## Given exercise
Repeat all the records exactly, omitting pictures.

## Provided records
########
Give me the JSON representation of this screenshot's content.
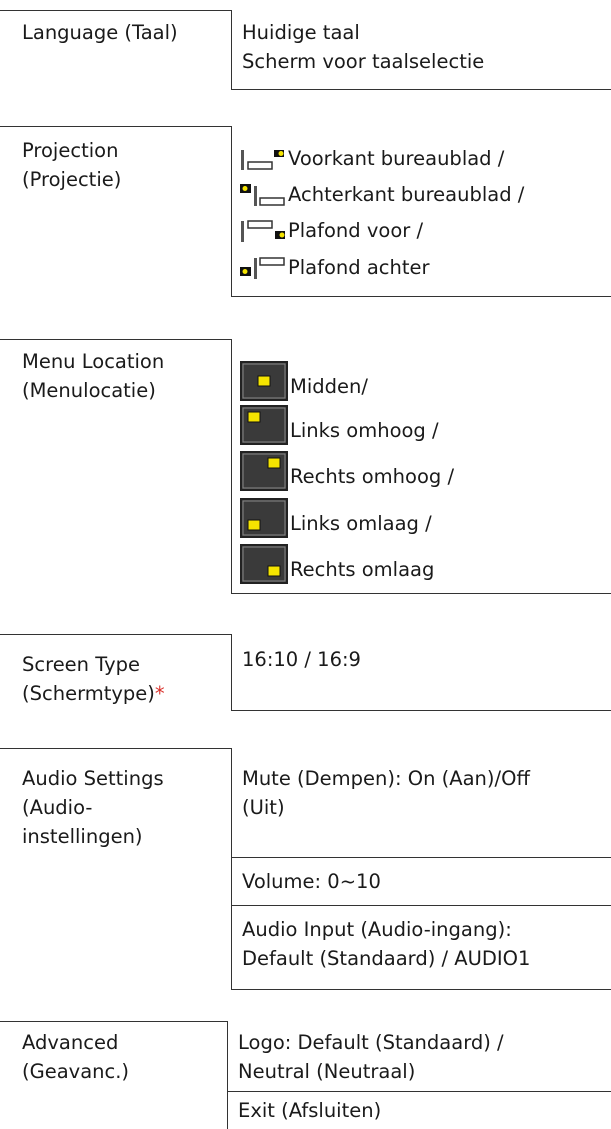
{
  "sections": [
    {
      "label_lines": [
        "Language (Taal)"
      ],
      "values": [
        [
          "Huidige taal",
          "Scherm voor taalselectie"
        ]
      ]
    },
    {
      "label_lines": [
        "Projection",
        "(Projectie)"
      ],
      "icon_items": [
        {
          "icon": "desk-front-projection-icon",
          "text": "Voorkant bureaublad /"
        },
        {
          "icon": "desk-rear-projection-icon",
          "text": "Achterkant bureaublad /"
        },
        {
          "icon": "ceiling-front-projection-icon",
          "text": "Plafond voor /"
        },
        {
          "icon": "ceiling-rear-projection-icon",
          "text": "Plafond achter"
        }
      ]
    },
    {
      "label_lines": [
        "Menu Location",
        "(Menulocatie)"
      ],
      "icon_items": [
        {
          "icon": "menu-center-icon",
          "text": "Midden/"
        },
        {
          "icon": "menu-top-left-icon",
          "text": "Links omhoog /"
        },
        {
          "icon": "menu-top-right-icon",
          "text": "Rechts omhoog /"
        },
        {
          "icon": "menu-bottom-left-icon",
          "text": "Links omlaag /"
        },
        {
          "icon": "menu-bottom-right-icon",
          "text": "Rechts omlaag"
        }
      ]
    },
    {
      "label_lines": [
        "Screen Type",
        "(Schermtype)"
      ],
      "label_marker": "*",
      "values": [
        [
          "16:10 / 16:9"
        ]
      ]
    },
    {
      "label_lines": [
        "Audio Settings",
        "(Audio-",
        "instellingen)"
      ],
      "values": [
        [
          "Mute (Dempen): On (Aan)/Off",
          "(Uit)"
        ],
        [
          "Volume: 0~10"
        ],
        [
          "Audio Input (Audio-ingang):",
          "Default (Standaard) / AUDIO1"
        ]
      ]
    },
    {
      "label_lines": [
        "Advanced",
        "(Geavanc.)"
      ],
      "values": [
        [
          "Logo: Default (Standaard) /",
          "Neutral (Neutraal)"
        ],
        [
          "Exit (Afsluiten)"
        ]
      ]
    }
  ],
  "colors": {
    "text": "#1a1a1a",
    "rule": "#333333",
    "required_marker": "#d9312b",
    "icon_yellow": "#f5e400",
    "icon_dark": "#3a3a3a"
  }
}
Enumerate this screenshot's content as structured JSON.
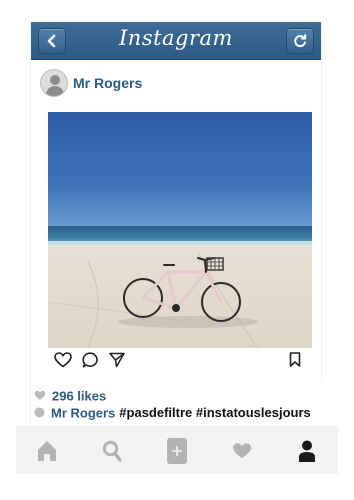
{
  "header": {
    "title": "Instagram",
    "back_icon": "chevron-left-icon",
    "refresh_icon": "refresh-icon"
  },
  "post": {
    "username": "Mr Rogers",
    "photo_description_icon": "bicycle-on-beach-photo",
    "actions": [
      "heart-icon",
      "comment-icon",
      "share-icon",
      "bookmark-icon"
    ],
    "likes": "296 likes",
    "caption_user": "Mr Rogers",
    "caption_text": "#pasdefiltre #instatouslesjours"
  },
  "tabbar": {
    "items": [
      "home-icon",
      "search-icon",
      "add-icon",
      "heart-icon",
      "profile-icon"
    ]
  },
  "colors": {
    "header": "#2b5b87",
    "username": "#2e5b85",
    "tab_inactive": "#b3b3b3",
    "tab_active": "#1a1a1a"
  }
}
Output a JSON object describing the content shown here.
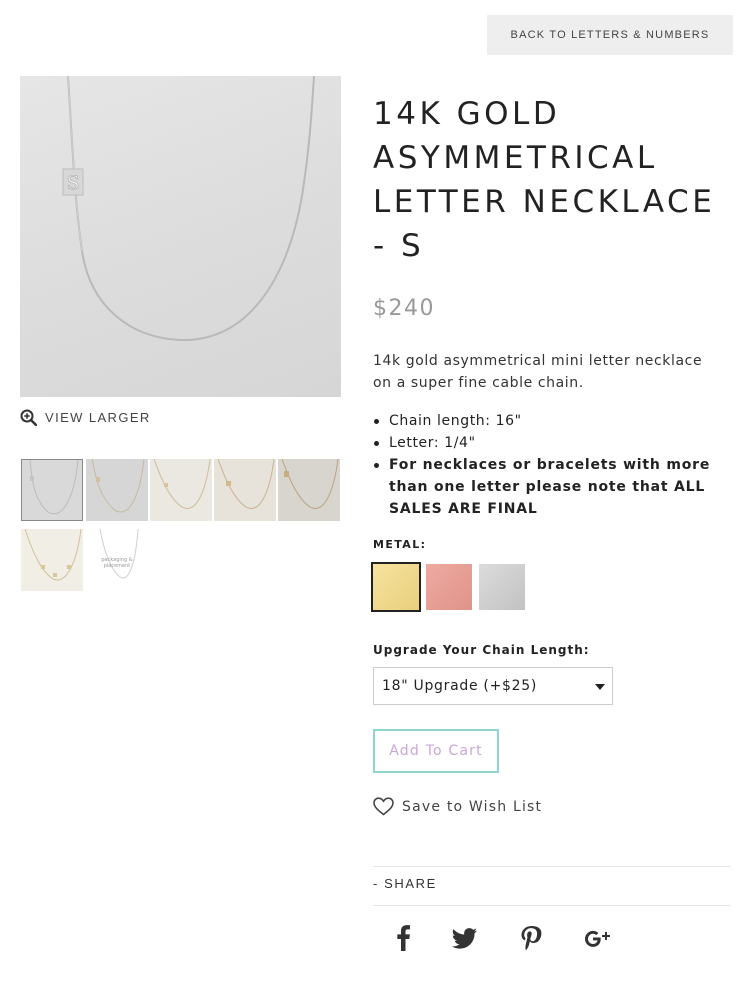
{
  "nav": {
    "back_label": "BACK TO LETTERS & NUMBERS"
  },
  "gallery": {
    "main_letter": "S",
    "view_larger_label": "VIEW LARGER",
    "packaging_text": "packaging & placement"
  },
  "product": {
    "title": "14K GOLD ASYMMETRICAL LETTER NECKLACE - S",
    "price": "$240",
    "description": "14k gold asymmetrical mini letter necklace on a super fine cable chain.",
    "bullets": [
      "Chain length: 16\"",
      "Letter: 1/4\"",
      "For necklaces or bracelets with more than one letter please note that ALL SALES ARE FINAL"
    ]
  },
  "metal": {
    "label": "METAL:",
    "options": [
      {
        "name": "gold",
        "color": "#f0d98a",
        "selected": true
      },
      {
        "name": "rose-gold",
        "color": "#e59d94",
        "selected": false
      },
      {
        "name": "silver",
        "color": "#cfcfcf",
        "selected": false
      }
    ]
  },
  "chain": {
    "label": "Upgrade Your Chain Length:",
    "selected": "18\" Upgrade (+$25)"
  },
  "cart": {
    "add_label": "Add To Cart"
  },
  "wishlist": {
    "label": "Save to Wish List"
  },
  "share": {
    "label": "-  SHARE",
    "networks": [
      "facebook",
      "twitter",
      "pinterest",
      "google-plus"
    ]
  },
  "colors": {
    "accent_border": "#8fd4d1",
    "cart_text": "#c9a7d8",
    "price": "#999999"
  }
}
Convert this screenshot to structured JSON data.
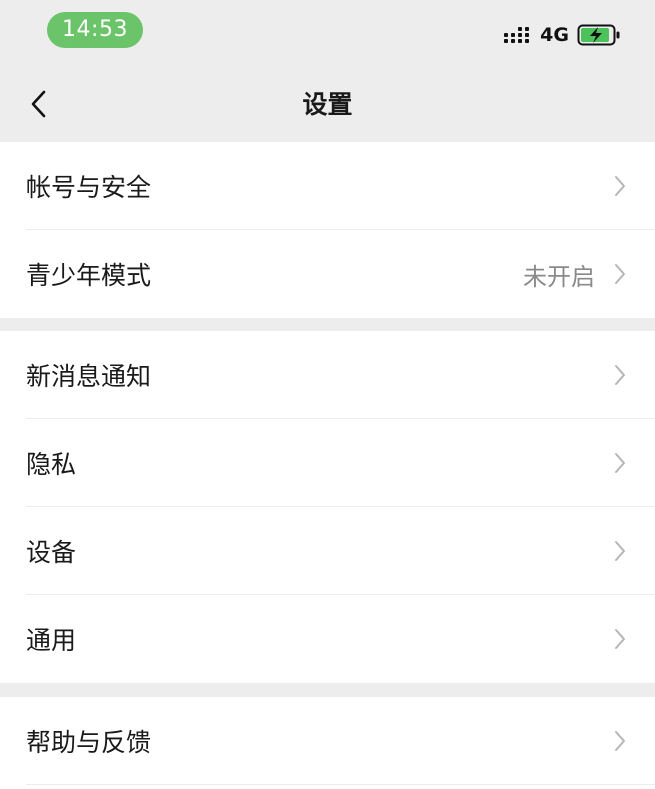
{
  "status_bar": {
    "time": "14:53",
    "network": "4G"
  },
  "nav": {
    "title": "设置"
  },
  "groups": [
    {
      "items": [
        {
          "label": "帐号与安全",
          "value": ""
        },
        {
          "label": "青少年模式",
          "value": "未开启"
        }
      ]
    },
    {
      "items": [
        {
          "label": "新消息通知",
          "value": ""
        },
        {
          "label": "隐私",
          "value": ""
        },
        {
          "label": "设备",
          "value": ""
        },
        {
          "label": "通用",
          "value": ""
        }
      ]
    },
    {
      "items": [
        {
          "label": "帮助与反馈",
          "value": ""
        }
      ]
    }
  ],
  "colors": {
    "time_pill": "#6cc46a",
    "battery_charge": "#4cc25a",
    "background": "#ededed"
  }
}
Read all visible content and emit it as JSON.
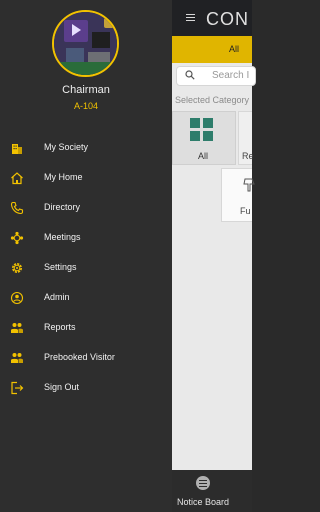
########
## Output
Give me the JSON representation of this screenshot's content.
{
  "sections": [
    {
      "label_lines": [
        "Language (Taal)"
      ],
      "values": [
        [
          "Huidige taal",
          "Scherm voor taalselectie"
        ]
      ]
    },
    {
      "label_lines": [
        "Projection",
        "(Projectie)"
      ],
      "icon_items": [
        {
          "icon": "desk-front-projection-icon",
          "text": "Voorkant bureaublad /"
        },
        {
          "icon": "desk-rear-projection-icon",
          "text": "Achterkant bureaublad /"
        },
        {
          "icon": "ceiling-front-projection-icon",
          "text": "Plafond voor /"
        },
        {
          "icon": "ceiling-rear-projection-icon",
          "text": "Plafond achter"
        }
      ]
    },
    {
      "label_lines": [
        "Menu Location",
        "(Menulocatie)"
      ],
      "icon_items": [
        {
          "icon": "menu-center-icon",
          "text": "Midden/"
        },
        {
          "icon": "menu-top-left-icon",
          "text": "Links omhoog /"
        },
        {
          "icon": "menu-top-right-icon",
          "text": "Rechts omhoog /"
        },
        {
          "icon": "menu-bottom-left-icon",
          "text": "Links omlaag /"
        },
        {
          "icon": "menu-bottom-right-icon",
          "text": "Rechts omlaag"
        }
      ]
    },
    {
      "label_lines": [
        "Screen Type",
        "(Schermtype)"
      ],
      "label_marker": "*",
      "values": [
        [
          "16:10 / 16:9"
        ]
      ]
    },
    {
      "label_lines": [
        "Audio Settings",
        "(Audio-",
        "instellingen)"
      ],
      "values": [
        [
          "Mute (Dempen): On (Aan)/Off",
          "(Uit)"
        ],
        [
          "Volume: 0~10"
        ],
        [
          "Audio Input (Audio-ingang):",
          "Default (Standaard) / AUDIO1"
        ]
      ]
    },
    {
      "label_lines": [
        "Advanced",
        "(Geavanc.)"
      ],
      "values": [
        [
          "Logo: Default (Standaard) /",
          "Neutral (Neutraal)"
        ],
        [
          "Exit (Afsluiten)"
        ]
      ]
    }
  ],
  "colors": {
    "text": "#1a1a1a",
    "rule": "#333333",
    "required_marker": "#d9312b",
    "icon_yellow": "#f5e400",
    "icon_dark": "#3a3a3a"
  }
}
Enumerate this screenshot's content as structured JSON.
{
  "header": {
    "title": "Instagram",
    "back_icon": "chevron-left-icon",
    "refresh_icon": "refresh-icon"
  },
  "post": {
    "username": "Mr Rogers",
    "photo_description_icon": "bicycle-on-beach-photo",
    "actions": [
      "heart-icon",
      "comment-icon",
      "share-icon",
      "bookmark-icon"
    ],
    "likes": "296 likes",
    "caption_user": "Mr Rogers",
    "caption_text": "#pasdefiltre #instatouslesjours"
  },
  "tabbar": {
    "items": [
      "home-icon",
      "search-icon",
      "add-icon",
      "heart-icon",
      "profile-icon"
    ]
  },
  "colors": {
    "header": "#2b5b87",
    "username": "#2e5b85",
    "tab_inactive": "#b3b3b3",
    "tab_active": "#1a1a1a"
  }
}
Output a JSON object describing the content shown here.
{
  "nav": {
    "back_label": "BACK TO LETTERS & NUMBERS"
  },
  "gallery": {
    "main_letter": "S",
    "view_larger_label": "VIEW LARGER",
    "packaging_text": "packaging & placement"
  },
  "product": {
    "title": "14K GOLD ASYMMETRICAL LETTER NECKLACE - S",
    "price": "$240",
    "description": "14k gold asymmetrical mini letter necklace on a super fine cable chain.",
    "bullets": [
      "Chain length: 16\"",
      "Letter: 1/4\"",
      "For necklaces or bracelets with more than one letter please note that ALL SALES ARE FINAL"
    ]
  },
  "metal": {
    "label": "METAL:",
    "options": [
      {
        "name": "gold",
        "color": "#f0d98a",
        "selected": true
      },
      {
        "name": "rose-gold",
        "color": "#e59d94",
        "selected": false
      },
      {
        "name": "silver",
        "color": "#cfcfcf",
        "selected": false
      }
    ]
  },
  "chain": {
    "label": "Upgrade Your Chain Length:",
    "selected": "18\" Upgrade (+$25)"
  },
  "cart": {
    "add_label": "Add To Cart"
  },
  "wishlist": {
    "label": "Save to Wish List"
  },
  "share": {
    "label": "-  SHARE",
    "networks": [
      "facebook",
      "twitter",
      "pinterest",
      "google-plus"
    ]
  },
  "colors": {
    "accent_border": "#8fd4d1",
    "cart_text": "#c9a7d8",
    "price": "#999999"
  }
}
Convert this screenshot to structured JSON data.
{
  "status_bar": {
    "time": "14:53",
    "network": "4G"
  },
  "nav": {
    "title": "设置"
  },
  "groups": [
    {
      "items": [
        {
          "label": "帐号与安全",
          "value": ""
        },
        {
          "label": "青少年模式",
          "value": "未开启"
        }
      ]
    },
    {
      "items": [
        {
          "label": "新消息通知",
          "value": ""
        },
        {
          "label": "隐私",
          "value": ""
        },
        {
          "label": "设备",
          "value": ""
        },
        {
          "label": "通用",
          "value": ""
        }
      ]
    },
    {
      "items": [
        {
          "label": "帮助与反馈",
          "value": ""
        }
      ]
    }
  ],
  "colors": {
    "time_pill": "#6cc46a",
    "battery_charge": "#4cc25a",
    "background": "#ededed"
  }
}
Read all visible content and emit it as JSON.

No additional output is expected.